**YOUR OBJECTIVE**
Copy nothing but the text: repeat each entry exactly and drop the images.

**Data records**
━━━━━━

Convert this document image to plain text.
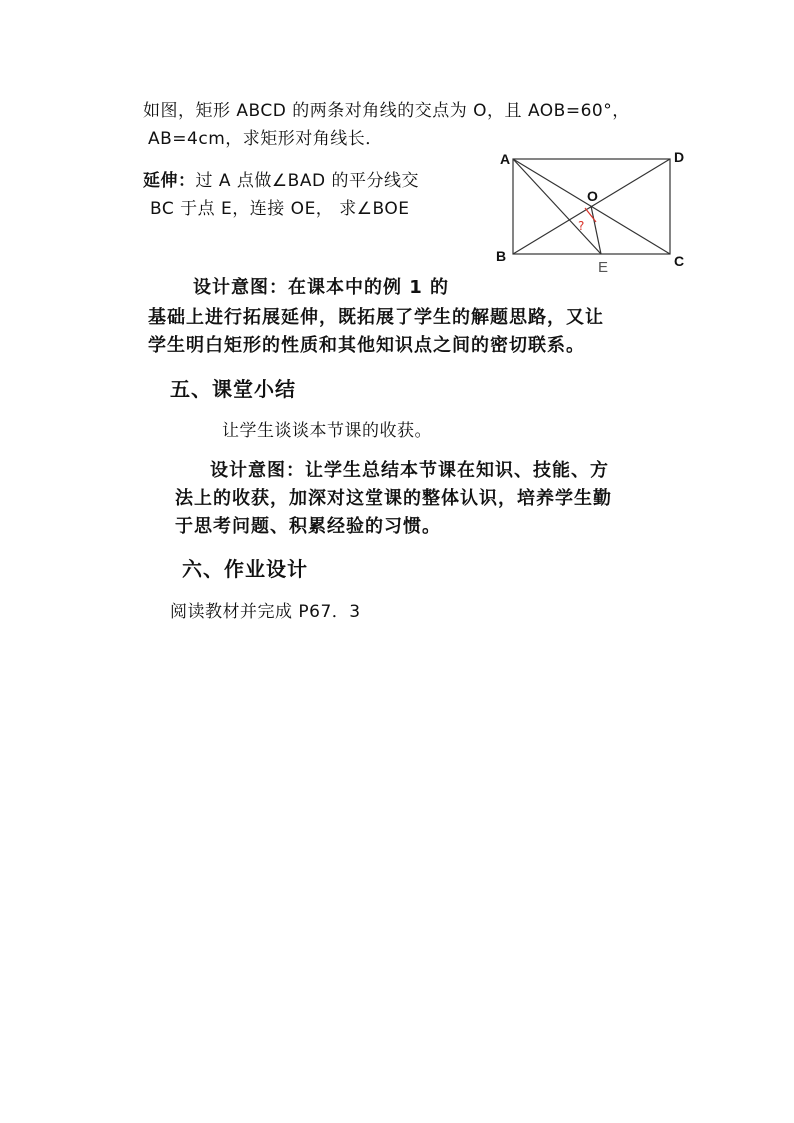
如图，矩形 ABCD 的两条对角线的交点为 O，且 AOB=60°，
AB=4cm，求矩形对角线长．
延伸：过 A 点做∠BAD 的平分线交
BC 于点 E，连接 OE， 求∠BOE
A	D
O
B	C
E
?
设计意图：在课本中的例 1 的
基础上进行拓展延伸，既拓展了学生的解题思路，又让
学生明白矩形的性质和其他知识点之间的密切联系。
五、课堂小结
让学生谈谈本节课的收获。
设计意图：让学生总结本节课在知识、技能、方
法上的收获，加深对这堂课的整体认识，培养学生勤
于思考问题、积累经验的习惯。
六、作业设计
阅读教材并完成 P67．3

━━━━━━

**EXERCISE RESPONSE**
Convert this document image to plain text.
如图，矩形 ABCD 的两条对角线的交点为 O，且 AOB=60°，
AB=4cm，求矩形对角线长．
延伸：过 A 点做∠BAD 的平分线交
BC 于点 E，连接 OE， 求∠BOE
A	D
O
B	C
E
?
设计意图：在课本中的例 1 的
基础上进行拓展延伸，既拓展了学生的解题思路，又让
学生明白矩形的性质和其他知识点之间的密切联系。
五、课堂小结
让学生谈谈本节课的收获。
设计意图：让学生总结本节课在知识、技能、方
法上的收获，加深对这堂课的整体认识，培养学生勤
于思考问题、积累经验的习惯。
六、作业设计
阅读教材并完成 P67．3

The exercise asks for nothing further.